WHAT THE TASK ASKS ->
Go through the material and write it all out exactly, minus the pictures.
· · ·
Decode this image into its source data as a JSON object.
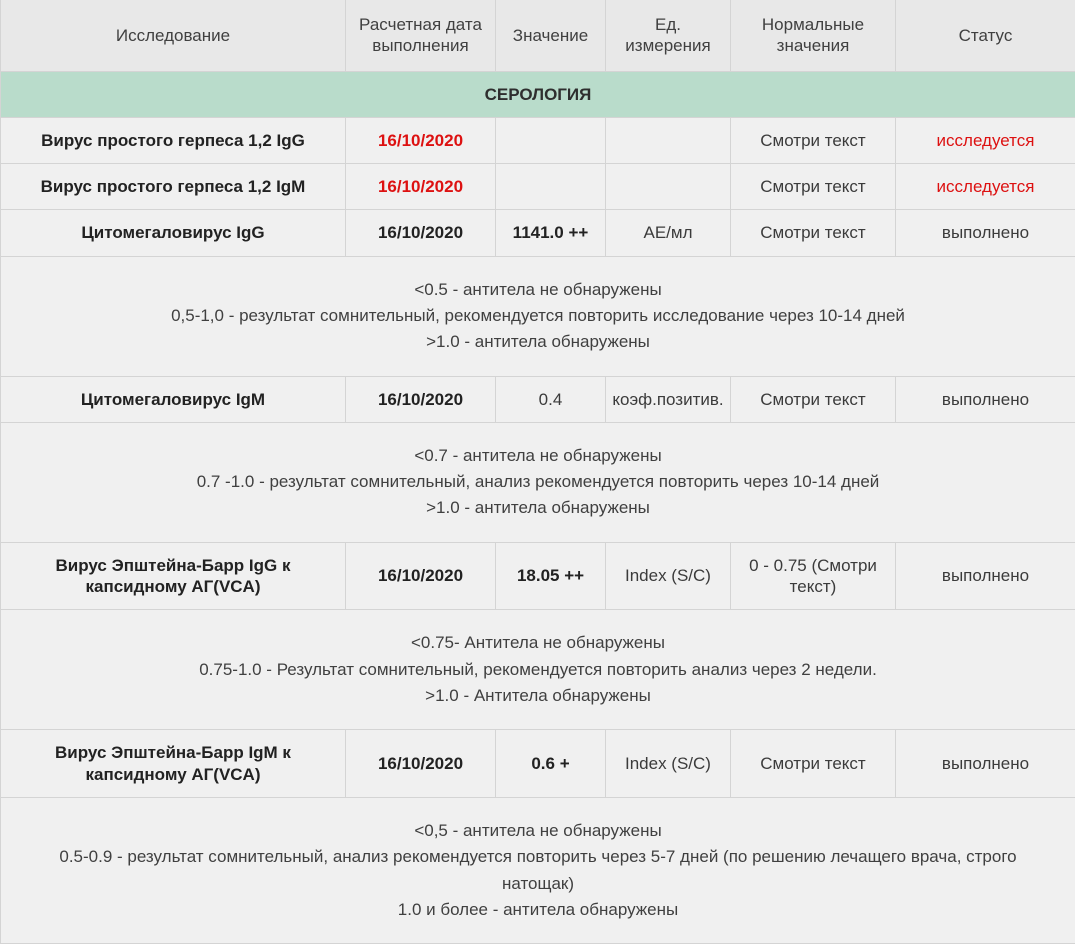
{
  "columns": {
    "c1": "Исследование",
    "c2": "Расчетная дата выполнения",
    "c3": "Значение",
    "c4": "Ед. измерения",
    "c5": "Нормальные значения",
    "c6": "Статус"
  },
  "section_title": "СЕРОЛОГИЯ",
  "rows": [
    {
      "type": "data",
      "name": "Вирус простого герпеса 1,2 IgG",
      "date": "16/10/2020",
      "date_red": true,
      "value": "",
      "unit": "",
      "normal": "Смотри текст",
      "status": "исследуется",
      "status_red": true
    },
    {
      "type": "data",
      "name": "Вирус простого герпеса 1,2 IgM",
      "date": "16/10/2020",
      "date_red": true,
      "value": "",
      "unit": "",
      "normal": "Смотри текст",
      "status": "исследуется",
      "status_red": true
    },
    {
      "type": "data",
      "name": "Цитомегаловирус IgG",
      "date": "16/10/2020",
      "date_red": false,
      "value": "1141.0 ++",
      "value_bold": true,
      "unit": "АЕ/мл",
      "normal": "Смотри текст",
      "status": "выполнено",
      "status_red": false
    },
    {
      "type": "note",
      "lines": [
        "<0.5 - антитела не обнаружены",
        "0,5-1,0 - результат сомнительный, рекомендуется повторить исследование через 10-14 дней",
        ">1.0 - антитела обнаружены"
      ]
    },
    {
      "type": "data",
      "name": "Цитомегаловирус IgM",
      "date": "16/10/2020",
      "date_red": false,
      "value": "0.4",
      "value_bold": false,
      "unit": "коэф.позитив.",
      "normal": "Смотри текст",
      "status": "выполнено",
      "status_red": false
    },
    {
      "type": "note",
      "lines": [
        "<0.7 - антитела не обнаружены",
        "0.7 -1.0 - результат сомнительный, анализ рекомендуется повторить через 10-14 дней",
        ">1.0 - антитела обнаружены"
      ]
    },
    {
      "type": "data",
      "name": "Вирус Эпштейна-Барр IgG к капсидному АГ(VCA)",
      "date": "16/10/2020",
      "date_red": false,
      "value": "18.05 ++",
      "value_bold": true,
      "unit": "Index (S/C)",
      "normal": "0 - 0.75 (Смотри текст)",
      "status": "выполнено",
      "status_red": false
    },
    {
      "type": "note",
      "lines": [
        "<0.75- Антитела не обнаружены",
        "0.75-1.0 - Результат сомнительный, рекомендуется повторить анализ через 2 недели.",
        ">1.0 - Антитела обнаружены"
      ]
    },
    {
      "type": "data",
      "name": "Вирус Эпштейна-Барр IgM к капсидному АГ(VCA)",
      "date": "16/10/2020",
      "date_red": false,
      "value": "0.6 +",
      "value_bold": true,
      "unit": "Index (S/C)",
      "normal": "Смотри текст",
      "status": "выполнено",
      "status_red": false
    },
    {
      "type": "note",
      "lines": [
        "<0,5 - антитела не обнаружены",
        "0.5-0.9 - результат сомнительный, анализ рекомендуется повторить через 5-7 дней (по решению лечащего врача, строго натощак)",
        "1.0 и более - антитела обнаружены"
      ]
    }
  ],
  "colors": {
    "header_bg": "#e8e8e8",
    "section_bg": "#b9dccb",
    "row_bg": "#f0f0f0",
    "border": "#d4d4d4",
    "text": "#3b3b3b",
    "red": "#d11"
  }
}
· · ·
ANSWER TO THIS PROBLEM ->
Decode this image into its source data as a JSON object.
{
  "columns": {
    "c1": "Исследование",
    "c2": "Расчетная дата выполнения",
    "c3": "Значение",
    "c4": "Ед. измерения",
    "c5": "Нормальные значения",
    "c6": "Статус"
  },
  "section_title": "СЕРОЛОГИЯ",
  "rows": [
    {
      "type": "data",
      "name": "Вирус простого герпеса 1,2 IgG",
      "date": "16/10/2020",
      "date_red": true,
      "value": "",
      "unit": "",
      "normal": "Смотри текст",
      "status": "исследуется",
      "status_red": true
    },
    {
      "type": "data",
      "name": "Вирус простого герпеса 1,2 IgM",
      "date": "16/10/2020",
      "date_red": true,
      "value": "",
      "unit": "",
      "normal": "Смотри текст",
      "status": "исследуется",
      "status_red": true
    },
    {
      "type": "data",
      "name": "Цитомегаловирус IgG",
      "date": "16/10/2020",
      "date_red": false,
      "value": "1141.0 ++",
      "value_bold": true,
      "unit": "АЕ/мл",
      "normal": "Смотри текст",
      "status": "выполнено",
      "status_red": false
    },
    {
      "type": "note",
      "lines": [
        "<0.5 - антитела не обнаружены",
        "0,5-1,0 - результат сомнительный, рекомендуется повторить исследование через 10-14 дней",
        ">1.0 - антитела обнаружены"
      ]
    },
    {
      "type": "data",
      "name": "Цитомегаловирус IgM",
      "date": "16/10/2020",
      "date_red": false,
      "value": "0.4",
      "value_bold": false,
      "unit": "коэф.позитив.",
      "normal": "Смотри текст",
      "status": "выполнено",
      "status_red": false
    },
    {
      "type": "note",
      "lines": [
        "<0.7 - антитела не обнаружены",
        "0.7 -1.0 - результат сомнительный, анализ рекомендуется повторить через 10-14 дней",
        ">1.0 - антитела обнаружены"
      ]
    },
    {
      "type": "data",
      "name": "Вирус Эпштейна-Барр IgG к капсидному АГ(VCA)",
      "date": "16/10/2020",
      "date_red": false,
      "value": "18.05 ++",
      "value_bold": true,
      "unit": "Index (S/C)",
      "normal": "0 - 0.75 (Смотри текст)",
      "status": "выполнено",
      "status_red": false
    },
    {
      "type": "note",
      "lines": [
        "<0.75- Антитела не обнаружены",
        "0.75-1.0 - Результат сомнительный, рекомендуется повторить анализ через 2 недели.",
        ">1.0 - Антитела обнаружены"
      ]
    },
    {
      "type": "data",
      "name": "Вирус Эпштейна-Барр IgM к капсидному АГ(VCA)",
      "date": "16/10/2020",
      "date_red": false,
      "value": "0.6 +",
      "value_bold": true,
      "unit": "Index (S/C)",
      "normal": "Смотри текст",
      "status": "выполнено",
      "status_red": false
    },
    {
      "type": "note",
      "lines": [
        "<0,5 - антитела не обнаружены",
        "0.5-0.9 - результат сомнительный, анализ рекомендуется повторить через 5-7 дней (по решению лечащего врача, строго натощак)",
        "1.0 и более - антитела обнаружены"
      ]
    }
  ],
  "colors": {
    "header_bg": "#e8e8e8",
    "section_bg": "#b9dccb",
    "row_bg": "#f0f0f0",
    "border": "#d4d4d4",
    "text": "#3b3b3b",
    "red": "#d11"
  }
}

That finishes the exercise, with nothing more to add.